(Figure record extracts)
========================================
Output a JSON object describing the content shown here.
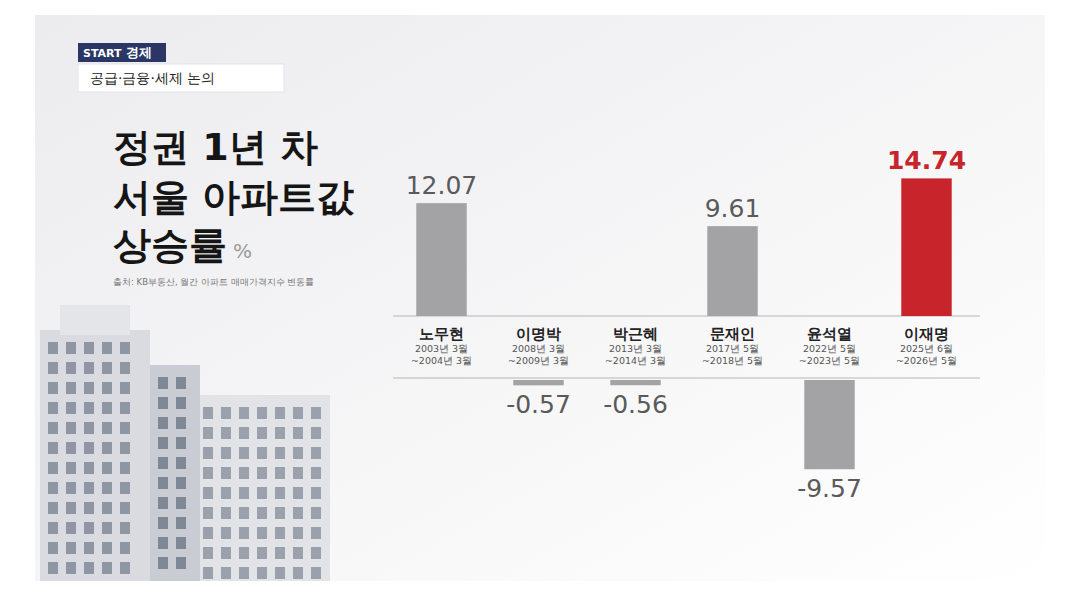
{
  "chart_data": {
    "type": "bar",
    "badge": "START 경제",
    "subtitle": "공급·금융·세제 논의",
    "title": [
      "정권 1년 차",
      "서울 아파트값",
      "상승률"
    ],
    "unit": "%",
    "source": "출처: KB부동산, 월간 아파트 매매가격지수 변동률",
    "categories": [
      "노무현",
      "이명박",
      "박근혜",
      "문재인",
      "윤석열",
      "이재명"
    ],
    "periods": [
      [
        "2003년 3월",
        "~2004년 3월"
      ],
      [
        "2008년 3월",
        "~2009년 3월"
      ],
      [
        "2013년 3월",
        "~2014년 3월"
      ],
      [
        "2017년 5월",
        "~2018년 5월"
      ],
      [
        "2022년 5월",
        "~2023년 5월"
      ],
      [
        "2025년 6월",
        "~2026년 5월"
      ]
    ],
    "values": [
      12.07,
      -0.57,
      -0.56,
      9.61,
      -9.57,
      14.74
    ],
    "colors": [
      "#a3a3a6",
      "#a3a3a6",
      "#a3a3a6",
      "#a3a3a6",
      "#a3a3a6",
      "#c8242b"
    ],
    "ylim": [
      -9.57,
      14.74
    ],
    "data_labels": true,
    "tick_labels": false,
    "grid": false
  }
}
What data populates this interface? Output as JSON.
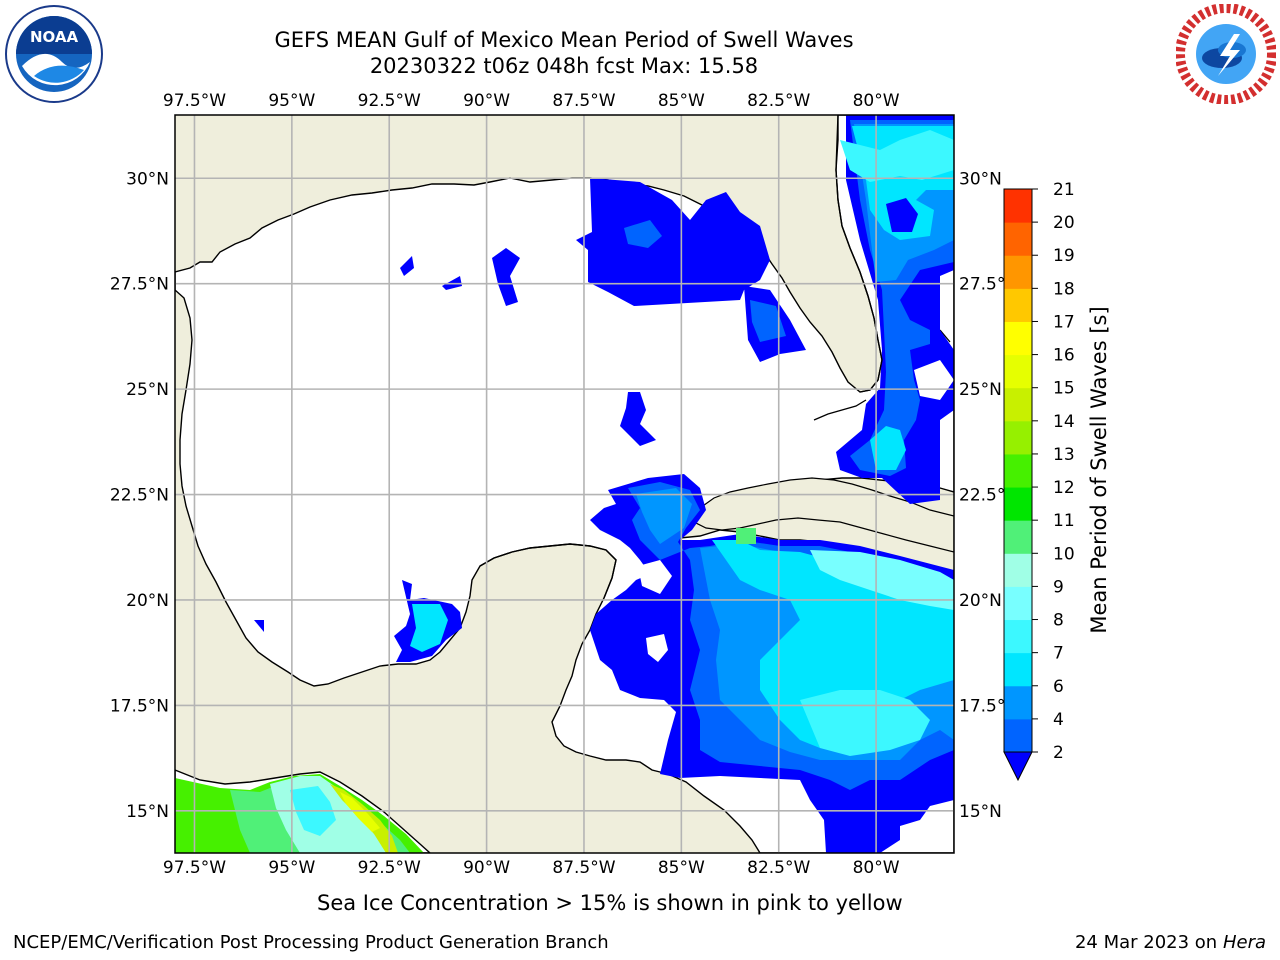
{
  "header": {
    "title_line1": "GEFS MEAN Gulf of Mexico Mean Period of Swell Waves",
    "title_line2": "20230322 t06z 048h fcst   Max: 15.58"
  },
  "logos": {
    "left": "noaa-logo-icon",
    "right": "national-weather-service-logo-icon"
  },
  "map": {
    "lon_labels": [
      "97.5°W",
      "95°W",
      "92.5°W",
      "90°W",
      "87.5°W",
      "85°W",
      "82.5°W",
      "80°W"
    ],
    "lon_values": [
      -97.5,
      -95,
      -92.5,
      -90,
      -87.5,
      -85,
      -82.5,
      -80
    ],
    "lat_labels": [
      "30°N",
      "27.5°N",
      "25°N",
      "22.5°N",
      "20°N",
      "17.5°N",
      "15°N"
    ],
    "lat_values": [
      30,
      27.5,
      25,
      22.5,
      20,
      17.5,
      15
    ],
    "lon_range": [
      -98,
      -78
    ],
    "lat_range": [
      14,
      31.5
    ],
    "land_color": "#efeedc",
    "ocean_color": "#ffffff",
    "grid_color": "#b4b4b4"
  },
  "colorbar": {
    "label": "Mean Period of Swell Waves [s]",
    "levels": [
      2,
      4,
      6,
      7,
      8,
      9,
      10,
      11,
      12,
      13,
      14,
      15,
      16,
      17,
      18,
      19,
      20,
      21
    ],
    "tick_labels": [
      "2",
      "4",
      "6",
      "7",
      "8",
      "9",
      "10",
      "11",
      "12",
      "13",
      "14",
      "15",
      "16",
      "17",
      "18",
      "19",
      "20",
      "21"
    ],
    "colors": [
      "#0064ff",
      "#0096ff",
      "#00e6ff",
      "#3cf8ff",
      "#78ffff",
      "#a0ffe6",
      "#50f078",
      "#00e600",
      "#46f000",
      "#96f000",
      "#c8f000",
      "#e6ff00",
      "#ffff00",
      "#ffc800",
      "#ff9600",
      "#ff6400",
      "#ff3200",
      "#ff0000"
    ],
    "under_color": "#0000ff"
  },
  "footer": {
    "note": "Sea Ice Concentration > 15% is shown in pink to yellow",
    "branch": "NCEP/EMC/Verification Post Processing Product Generation Branch",
    "date": "24 Mar 2023 on",
    "system": "Hera"
  }
}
========================================
- **YOUR TASK**
Reproduce every line of the listing above in which the string "Swell" appears.

- **SOLUTION FOR THIS PROBLEM**
    "title_line1": "GEFS MEAN Gulf of Mexico Mean Period of Swell Waves",
    "label": "Mean Period of Swell Waves [s]",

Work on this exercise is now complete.